┌──

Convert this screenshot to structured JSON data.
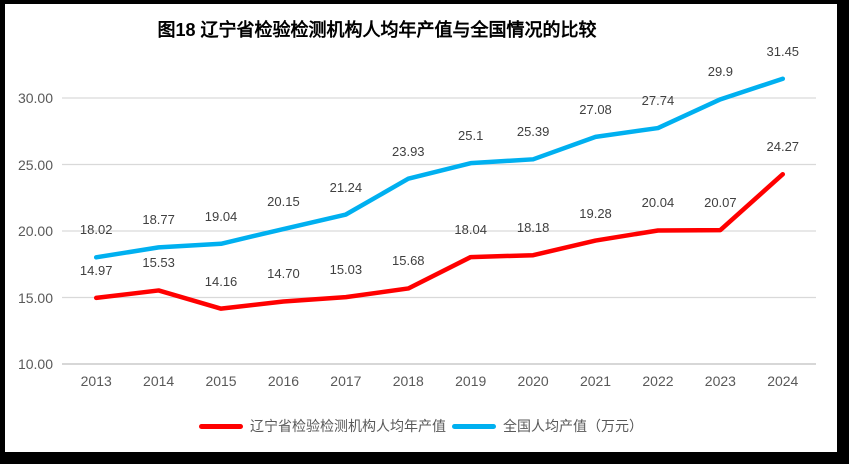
{
  "chart_data": {
    "type": "line",
    "title": "图18 辽宁省检验检测机构人均年产值与全国情况的比较",
    "categories": [
      "2013",
      "2014",
      "2015",
      "2016",
      "2017",
      "2018",
      "2019",
      "2020",
      "2021",
      "2022",
      "2023",
      "2024"
    ],
    "series": [
      {
        "key": "liaoning",
        "name": "辽宁省检验检测机构人均年产值",
        "color": "#FF0000",
        "values": [
          14.97,
          15.53,
          14.16,
          14.7,
          15.03,
          15.68,
          18.04,
          18.18,
          19.28,
          20.04,
          20.07,
          24.27
        ],
        "labels": [
          "14.97",
          "15.53",
          "14.16",
          "14.70",
          "15.03",
          "15.68",
          "18.04",
          "18.18",
          "19.28",
          "20.04",
          "20.07",
          "24.27"
        ]
      },
      {
        "key": "national",
        "name": "全国人均产值（万元）",
        "color": "#00B0F0",
        "values": [
          18.02,
          18.77,
          19.04,
          20.15,
          21.24,
          23.93,
          25.1,
          25.39,
          27.08,
          27.74,
          29.9,
          31.45
        ],
        "labels": [
          "18.02",
          "18.77",
          "19.04",
          "20.15",
          "21.24",
          "23.93",
          "25.1",
          "25.39",
          "27.08",
          "27.74",
          "29.9",
          "31.45"
        ]
      }
    ],
    "y_axis": {
      "min": 10,
      "max": 30,
      "tick_interval": 5,
      "ticks": [
        "10.00",
        "15.00",
        "20.00",
        "25.00",
        "30.00"
      ]
    },
    "xlabel": "",
    "ylabel": "",
    "grid": true,
    "gridline_color": "#D9D9D9",
    "axis_line_color": "#BFBFBF",
    "legend_position": "bottom"
  }
}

└──

What is being asked
Every entry above needs to be retyped exactly; drop the pictures.

Complete response
Convert this screenshot to structured JSON data.
{
  "chart_data": {
    "type": "line",
    "title": "图18 辽宁省检验检测机构人均年产值与全国情况的比较",
    "categories": [
      "2013",
      "2014",
      "2015",
      "2016",
      "2017",
      "2018",
      "2019",
      "2020",
      "2021",
      "2022",
      "2023",
      "2024"
    ],
    "series": [
      {
        "key": "liaoning",
        "name": "辽宁省检验检测机构人均年产值",
        "color": "#FF0000",
        "values": [
          14.97,
          15.53,
          14.16,
          14.7,
          15.03,
          15.68,
          18.04,
          18.18,
          19.28,
          20.04,
          20.07,
          24.27
        ],
        "labels": [
          "14.97",
          "15.53",
          "14.16",
          "14.70",
          "15.03",
          "15.68",
          "18.04",
          "18.18",
          "19.28",
          "20.04",
          "20.07",
          "24.27"
        ]
      },
      {
        "key": "national",
        "name": "全国人均产值（万元）",
        "color": "#00B0F0",
        "values": [
          18.02,
          18.77,
          19.04,
          20.15,
          21.24,
          23.93,
          25.1,
          25.39,
          27.08,
          27.74,
          29.9,
          31.45
        ],
        "labels": [
          "18.02",
          "18.77",
          "19.04",
          "20.15",
          "21.24",
          "23.93",
          "25.1",
          "25.39",
          "27.08",
          "27.74",
          "29.9",
          "31.45"
        ]
      }
    ],
    "y_axis": {
      "min": 10,
      "max": 30,
      "tick_interval": 5,
      "ticks": [
        "10.00",
        "15.00",
        "20.00",
        "25.00",
        "30.00"
      ]
    },
    "xlabel": "",
    "ylabel": "",
    "grid": true,
    "gridline_color": "#D9D9D9",
    "axis_line_color": "#BFBFBF",
    "legend_position": "bottom"
  }
}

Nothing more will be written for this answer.